## [DATASET ROWS]
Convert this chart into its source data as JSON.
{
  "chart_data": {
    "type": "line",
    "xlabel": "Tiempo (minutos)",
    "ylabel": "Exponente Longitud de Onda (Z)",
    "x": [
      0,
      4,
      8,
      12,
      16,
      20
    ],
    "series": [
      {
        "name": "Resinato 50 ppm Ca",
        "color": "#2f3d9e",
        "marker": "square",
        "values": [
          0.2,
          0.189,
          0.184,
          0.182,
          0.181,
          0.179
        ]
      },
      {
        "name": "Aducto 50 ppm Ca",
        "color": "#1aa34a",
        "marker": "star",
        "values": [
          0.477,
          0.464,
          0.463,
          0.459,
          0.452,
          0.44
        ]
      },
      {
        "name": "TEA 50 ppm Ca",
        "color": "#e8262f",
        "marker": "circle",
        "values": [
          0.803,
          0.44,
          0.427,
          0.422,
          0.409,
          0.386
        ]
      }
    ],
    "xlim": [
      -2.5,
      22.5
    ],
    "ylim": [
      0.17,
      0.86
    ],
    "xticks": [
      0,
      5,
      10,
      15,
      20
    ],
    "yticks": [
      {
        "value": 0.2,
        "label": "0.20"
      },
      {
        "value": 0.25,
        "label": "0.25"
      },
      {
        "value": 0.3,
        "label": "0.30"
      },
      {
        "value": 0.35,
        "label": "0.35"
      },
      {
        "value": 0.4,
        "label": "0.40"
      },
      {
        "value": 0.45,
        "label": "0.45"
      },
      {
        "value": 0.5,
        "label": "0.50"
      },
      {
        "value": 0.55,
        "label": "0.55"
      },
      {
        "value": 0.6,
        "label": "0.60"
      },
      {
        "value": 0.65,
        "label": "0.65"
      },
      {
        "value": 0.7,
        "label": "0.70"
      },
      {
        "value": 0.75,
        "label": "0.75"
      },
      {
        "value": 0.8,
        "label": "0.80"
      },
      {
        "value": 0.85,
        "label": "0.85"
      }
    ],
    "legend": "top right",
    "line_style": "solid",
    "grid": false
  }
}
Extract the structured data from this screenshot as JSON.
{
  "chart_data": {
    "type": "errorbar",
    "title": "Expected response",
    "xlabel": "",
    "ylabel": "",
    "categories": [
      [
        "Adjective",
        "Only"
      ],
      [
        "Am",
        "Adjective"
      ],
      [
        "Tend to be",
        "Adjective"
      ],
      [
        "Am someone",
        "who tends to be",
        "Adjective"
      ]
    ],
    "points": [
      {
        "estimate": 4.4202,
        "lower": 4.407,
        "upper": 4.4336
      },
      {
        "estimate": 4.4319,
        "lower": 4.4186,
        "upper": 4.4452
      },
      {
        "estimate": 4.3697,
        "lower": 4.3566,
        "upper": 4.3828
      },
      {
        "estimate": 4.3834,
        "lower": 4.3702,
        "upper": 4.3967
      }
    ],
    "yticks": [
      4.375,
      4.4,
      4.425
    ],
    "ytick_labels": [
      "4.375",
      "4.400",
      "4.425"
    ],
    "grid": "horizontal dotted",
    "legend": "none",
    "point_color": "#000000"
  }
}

## [YOUR INSTRUCTIONS]
Print out the whole listing exactly as it appears.

## [PROBLEM SOLUTION]
Convert this chart into its source data as JSON.
{
  "chart_data": {
    "type": "line",
    "xlabel": "Tiempo (minutos)",
    "ylabel": "Exponente Longitud de Onda (Z)",
    "x": [
      0,
      4,
      8,
      12,
      16,
      20
    ],
    "series": [
      {
        "name": "Resinato 50 ppm Ca",
        "color": "#2f3d9e",
        "marker": "square",
        "values": [
          0.2,
          0.189,
          0.184,
          0.182,
          0.181,
          0.179
        ]
      },
      {
        "name": "Aducto 50 ppm Ca",
        "color": "#1aa34a",
        "marker": "star",
        "values": [
          0.477,
          0.464,
          0.463,
          0.459,
          0.452,
          0.44
        ]
      },
      {
        "name": "TEA 50 ppm Ca",
        "color": "#e8262f",
        "marker": "circle",
        "values": [
          0.803,
          0.44,
          0.427,
          0.422,
          0.409,
          0.386
        ]
      }
    ],
    "xlim": [
      -2.5,
      22.5
    ],
    "ylim": [
      0.17,
      0.86
    ],
    "xticks": [
      0,
      5,
      10,
      15,
      20
    ],
    "yticks": [
      {
        "value": 0.2,
        "label": "0.20"
      },
      {
        "value": 0.25,
        "label": "0.25"
      },
      {
        "value": 0.3,
        "label": "0.30"
      },
      {
        "value": 0.35,
        "label": "0.35"
      },
      {
        "value": 0.4,
        "label": "0.40"
      },
      {
        "value": 0.45,
        "label": "0.45"
      },
      {
        "value": 0.5,
        "label": "0.50"
      },
      {
        "value": 0.55,
        "label": "0.55"
      },
      {
        "value": 0.6,
        "label": "0.60"
      },
      {
        "value": 0.65,
        "label": "0.65"
      },
      {
        "value": 0.7,
        "label": "0.70"
      },
      {
        "value": 0.75,
        "label": "0.75"
      },
      {
        "value": 0.8,
        "label": "0.80"
      },
      {
        "value": 0.85,
        "label": "0.85"
      }
    ],
    "legend": "top right",
    "line_style": "solid",
    "grid": false
  }
}
Extract the structured data from this screenshot as JSON.
{
  "chart_data": {
    "type": "errorbar",
    "title": "Expected response",
    "xlabel": "",
    "ylabel": "",
    "categories": [
      [
        "Adjective",
        "Only"
      ],
      [
        "Am",
        "Adjective"
      ],
      [
        "Tend to be",
        "Adjective"
      ],
      [
        "Am someone",
        "who tends to be",
        "Adjective"
      ]
    ],
    "points": [
      {
        "estimate": 4.4202,
        "lower": 4.407,
        "upper": 4.4336
      },
      {
        "estimate": 4.4319,
        "lower": 4.4186,
        "upper": 4.4452
      },
      {
        "estimate": 4.3697,
        "lower": 4.3566,
        "upper": 4.3828
      },
      {
        "estimate": 4.3834,
        "lower": 4.3702,
        "upper": 4.3967
      }
    ],
    "yticks": [
      4.375,
      4.4,
      4.425
    ],
    "ytick_labels": [
      "4.375",
      "4.400",
      "4.425"
    ],
    "grid": "horizontal dotted",
    "legend": "none",
    "point_color": "#000000"
  }
}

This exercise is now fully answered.